● **SUPPLIED MATERIAL**
— START —
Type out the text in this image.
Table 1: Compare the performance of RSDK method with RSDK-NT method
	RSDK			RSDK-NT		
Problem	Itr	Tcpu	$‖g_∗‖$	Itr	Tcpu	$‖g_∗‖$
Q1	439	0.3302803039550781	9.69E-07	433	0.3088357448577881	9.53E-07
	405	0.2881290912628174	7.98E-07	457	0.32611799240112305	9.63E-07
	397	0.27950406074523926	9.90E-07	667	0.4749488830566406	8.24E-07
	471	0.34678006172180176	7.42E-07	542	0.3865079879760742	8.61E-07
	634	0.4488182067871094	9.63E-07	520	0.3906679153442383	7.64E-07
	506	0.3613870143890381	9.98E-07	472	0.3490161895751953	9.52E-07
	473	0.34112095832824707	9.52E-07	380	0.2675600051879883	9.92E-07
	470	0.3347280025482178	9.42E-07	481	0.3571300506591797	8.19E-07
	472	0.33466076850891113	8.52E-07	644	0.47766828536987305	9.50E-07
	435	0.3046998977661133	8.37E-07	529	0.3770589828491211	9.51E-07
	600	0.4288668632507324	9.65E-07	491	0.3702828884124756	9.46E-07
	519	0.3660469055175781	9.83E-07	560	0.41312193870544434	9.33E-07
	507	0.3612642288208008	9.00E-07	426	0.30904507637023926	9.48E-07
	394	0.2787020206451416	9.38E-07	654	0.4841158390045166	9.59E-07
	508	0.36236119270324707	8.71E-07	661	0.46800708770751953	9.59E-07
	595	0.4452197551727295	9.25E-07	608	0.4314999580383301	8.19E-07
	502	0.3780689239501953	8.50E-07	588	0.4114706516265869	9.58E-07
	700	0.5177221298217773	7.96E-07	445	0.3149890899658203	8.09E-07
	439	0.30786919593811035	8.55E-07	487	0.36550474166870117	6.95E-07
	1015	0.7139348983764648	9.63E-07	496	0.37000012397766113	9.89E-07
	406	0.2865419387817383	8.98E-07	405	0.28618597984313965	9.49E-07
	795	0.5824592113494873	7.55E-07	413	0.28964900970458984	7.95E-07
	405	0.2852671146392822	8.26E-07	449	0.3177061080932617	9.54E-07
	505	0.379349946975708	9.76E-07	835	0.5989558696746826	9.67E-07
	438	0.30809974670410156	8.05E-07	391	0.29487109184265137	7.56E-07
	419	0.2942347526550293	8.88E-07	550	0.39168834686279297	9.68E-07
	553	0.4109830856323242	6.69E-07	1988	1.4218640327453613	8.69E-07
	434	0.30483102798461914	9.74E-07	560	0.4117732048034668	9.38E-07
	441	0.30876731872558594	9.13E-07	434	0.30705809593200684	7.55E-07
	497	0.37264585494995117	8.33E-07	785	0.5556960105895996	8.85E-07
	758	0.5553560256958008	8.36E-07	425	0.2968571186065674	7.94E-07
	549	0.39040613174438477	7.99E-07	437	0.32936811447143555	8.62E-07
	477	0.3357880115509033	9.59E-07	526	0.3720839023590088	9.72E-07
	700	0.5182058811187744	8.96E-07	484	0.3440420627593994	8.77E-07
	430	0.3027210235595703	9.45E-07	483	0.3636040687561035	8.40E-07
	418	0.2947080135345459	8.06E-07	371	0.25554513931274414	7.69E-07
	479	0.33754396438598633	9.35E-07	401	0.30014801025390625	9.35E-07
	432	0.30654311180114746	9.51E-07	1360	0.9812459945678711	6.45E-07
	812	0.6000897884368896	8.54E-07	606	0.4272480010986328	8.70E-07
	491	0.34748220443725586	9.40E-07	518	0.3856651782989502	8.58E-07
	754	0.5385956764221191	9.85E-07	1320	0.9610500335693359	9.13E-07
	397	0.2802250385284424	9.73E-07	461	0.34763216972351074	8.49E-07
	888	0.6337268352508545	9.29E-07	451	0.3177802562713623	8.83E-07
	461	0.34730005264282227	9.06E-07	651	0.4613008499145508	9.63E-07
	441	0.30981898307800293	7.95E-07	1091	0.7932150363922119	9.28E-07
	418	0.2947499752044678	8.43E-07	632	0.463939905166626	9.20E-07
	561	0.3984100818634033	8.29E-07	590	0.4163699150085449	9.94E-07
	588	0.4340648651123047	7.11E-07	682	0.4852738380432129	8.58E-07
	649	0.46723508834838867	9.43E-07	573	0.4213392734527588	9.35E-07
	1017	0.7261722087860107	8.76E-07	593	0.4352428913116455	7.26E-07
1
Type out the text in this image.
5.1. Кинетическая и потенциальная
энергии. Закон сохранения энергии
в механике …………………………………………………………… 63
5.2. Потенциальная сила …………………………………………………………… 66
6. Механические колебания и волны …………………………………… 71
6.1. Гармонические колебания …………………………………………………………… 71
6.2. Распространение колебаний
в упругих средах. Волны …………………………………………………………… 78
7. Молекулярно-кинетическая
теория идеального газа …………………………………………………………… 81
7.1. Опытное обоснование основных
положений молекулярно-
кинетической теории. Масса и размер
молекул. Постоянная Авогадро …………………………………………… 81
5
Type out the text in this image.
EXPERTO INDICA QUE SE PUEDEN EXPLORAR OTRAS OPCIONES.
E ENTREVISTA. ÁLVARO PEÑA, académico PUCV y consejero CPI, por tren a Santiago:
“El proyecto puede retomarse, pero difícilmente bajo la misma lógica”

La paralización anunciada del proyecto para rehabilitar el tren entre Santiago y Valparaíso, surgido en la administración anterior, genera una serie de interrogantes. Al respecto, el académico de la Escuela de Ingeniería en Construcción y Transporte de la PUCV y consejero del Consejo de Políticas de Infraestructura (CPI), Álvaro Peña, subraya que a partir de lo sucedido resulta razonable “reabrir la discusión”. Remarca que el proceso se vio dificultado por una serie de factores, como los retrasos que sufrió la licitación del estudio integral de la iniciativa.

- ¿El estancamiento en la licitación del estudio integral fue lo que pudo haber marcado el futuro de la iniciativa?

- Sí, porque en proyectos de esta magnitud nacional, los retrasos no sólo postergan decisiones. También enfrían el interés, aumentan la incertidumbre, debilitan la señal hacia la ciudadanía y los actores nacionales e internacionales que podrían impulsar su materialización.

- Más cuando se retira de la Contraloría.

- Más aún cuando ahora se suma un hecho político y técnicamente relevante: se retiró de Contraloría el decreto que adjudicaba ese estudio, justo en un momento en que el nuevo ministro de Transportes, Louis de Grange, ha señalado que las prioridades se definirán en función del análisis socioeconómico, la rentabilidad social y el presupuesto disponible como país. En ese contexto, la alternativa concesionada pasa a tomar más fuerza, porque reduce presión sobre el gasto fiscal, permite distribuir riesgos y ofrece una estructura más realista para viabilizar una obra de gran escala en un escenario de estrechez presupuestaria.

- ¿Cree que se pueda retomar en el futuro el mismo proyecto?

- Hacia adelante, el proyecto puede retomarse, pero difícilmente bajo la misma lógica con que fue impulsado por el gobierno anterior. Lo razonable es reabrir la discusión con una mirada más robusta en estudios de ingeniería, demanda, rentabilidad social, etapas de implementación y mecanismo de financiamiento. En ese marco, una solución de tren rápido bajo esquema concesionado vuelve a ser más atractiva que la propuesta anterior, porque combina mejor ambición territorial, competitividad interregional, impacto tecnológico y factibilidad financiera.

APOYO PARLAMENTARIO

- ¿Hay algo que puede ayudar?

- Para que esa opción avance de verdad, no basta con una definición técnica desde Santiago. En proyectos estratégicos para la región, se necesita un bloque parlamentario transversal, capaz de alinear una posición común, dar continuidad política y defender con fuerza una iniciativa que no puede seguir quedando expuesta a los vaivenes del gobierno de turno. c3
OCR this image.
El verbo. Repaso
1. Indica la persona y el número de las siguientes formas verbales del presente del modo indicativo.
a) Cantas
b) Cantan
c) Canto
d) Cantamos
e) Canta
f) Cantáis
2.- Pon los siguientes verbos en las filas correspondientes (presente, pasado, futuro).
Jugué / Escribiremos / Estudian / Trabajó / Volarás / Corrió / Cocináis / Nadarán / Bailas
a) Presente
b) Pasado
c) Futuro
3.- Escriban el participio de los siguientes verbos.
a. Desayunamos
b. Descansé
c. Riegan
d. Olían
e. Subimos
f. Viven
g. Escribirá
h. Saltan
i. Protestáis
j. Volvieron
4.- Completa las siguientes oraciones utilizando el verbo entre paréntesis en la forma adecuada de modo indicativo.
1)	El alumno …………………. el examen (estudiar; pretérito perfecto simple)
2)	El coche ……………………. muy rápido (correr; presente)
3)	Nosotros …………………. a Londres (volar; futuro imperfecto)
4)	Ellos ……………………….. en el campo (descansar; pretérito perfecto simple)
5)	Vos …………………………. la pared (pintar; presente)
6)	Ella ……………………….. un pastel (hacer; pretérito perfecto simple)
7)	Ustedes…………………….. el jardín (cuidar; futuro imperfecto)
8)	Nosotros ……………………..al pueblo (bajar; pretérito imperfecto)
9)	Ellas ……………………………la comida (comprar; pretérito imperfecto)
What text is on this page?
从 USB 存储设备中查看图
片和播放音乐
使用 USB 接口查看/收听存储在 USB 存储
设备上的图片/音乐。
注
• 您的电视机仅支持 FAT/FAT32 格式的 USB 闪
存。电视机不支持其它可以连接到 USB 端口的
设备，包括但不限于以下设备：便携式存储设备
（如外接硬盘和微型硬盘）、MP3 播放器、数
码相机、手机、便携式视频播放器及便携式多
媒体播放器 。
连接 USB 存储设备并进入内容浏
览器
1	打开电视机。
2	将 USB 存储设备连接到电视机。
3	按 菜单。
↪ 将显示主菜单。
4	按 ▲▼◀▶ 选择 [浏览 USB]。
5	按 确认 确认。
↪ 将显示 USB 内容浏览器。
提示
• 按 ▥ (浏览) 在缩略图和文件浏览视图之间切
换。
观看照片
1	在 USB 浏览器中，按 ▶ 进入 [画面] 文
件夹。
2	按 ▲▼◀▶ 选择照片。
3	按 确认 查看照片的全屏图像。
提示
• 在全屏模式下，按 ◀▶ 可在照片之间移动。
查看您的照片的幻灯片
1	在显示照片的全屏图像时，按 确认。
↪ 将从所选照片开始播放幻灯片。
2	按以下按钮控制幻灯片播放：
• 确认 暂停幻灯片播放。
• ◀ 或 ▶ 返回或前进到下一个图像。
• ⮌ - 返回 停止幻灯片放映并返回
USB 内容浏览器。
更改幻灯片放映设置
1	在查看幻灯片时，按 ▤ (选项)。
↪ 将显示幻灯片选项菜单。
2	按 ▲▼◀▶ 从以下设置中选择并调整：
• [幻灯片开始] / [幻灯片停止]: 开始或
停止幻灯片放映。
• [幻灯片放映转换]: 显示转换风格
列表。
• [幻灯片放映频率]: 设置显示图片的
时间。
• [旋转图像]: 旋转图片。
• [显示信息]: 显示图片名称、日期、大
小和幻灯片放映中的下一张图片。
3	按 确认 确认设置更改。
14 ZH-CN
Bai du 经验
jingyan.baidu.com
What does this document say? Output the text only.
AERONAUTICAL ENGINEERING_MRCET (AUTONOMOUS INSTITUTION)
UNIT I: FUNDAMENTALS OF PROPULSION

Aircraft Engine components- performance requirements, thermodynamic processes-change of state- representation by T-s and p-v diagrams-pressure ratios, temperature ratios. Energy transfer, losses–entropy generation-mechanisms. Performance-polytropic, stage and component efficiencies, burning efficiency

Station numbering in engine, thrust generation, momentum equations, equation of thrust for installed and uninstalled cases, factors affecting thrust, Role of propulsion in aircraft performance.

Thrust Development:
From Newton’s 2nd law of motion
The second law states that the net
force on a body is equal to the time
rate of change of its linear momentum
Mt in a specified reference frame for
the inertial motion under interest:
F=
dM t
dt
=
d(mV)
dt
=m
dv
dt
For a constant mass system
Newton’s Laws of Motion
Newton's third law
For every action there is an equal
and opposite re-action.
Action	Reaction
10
— END —
● **EXERCISE PROMPT**
Show each line holding the word "What".

● **WRITTEN ANSWER**
What text is on this page?
What does this document say? Output the text only.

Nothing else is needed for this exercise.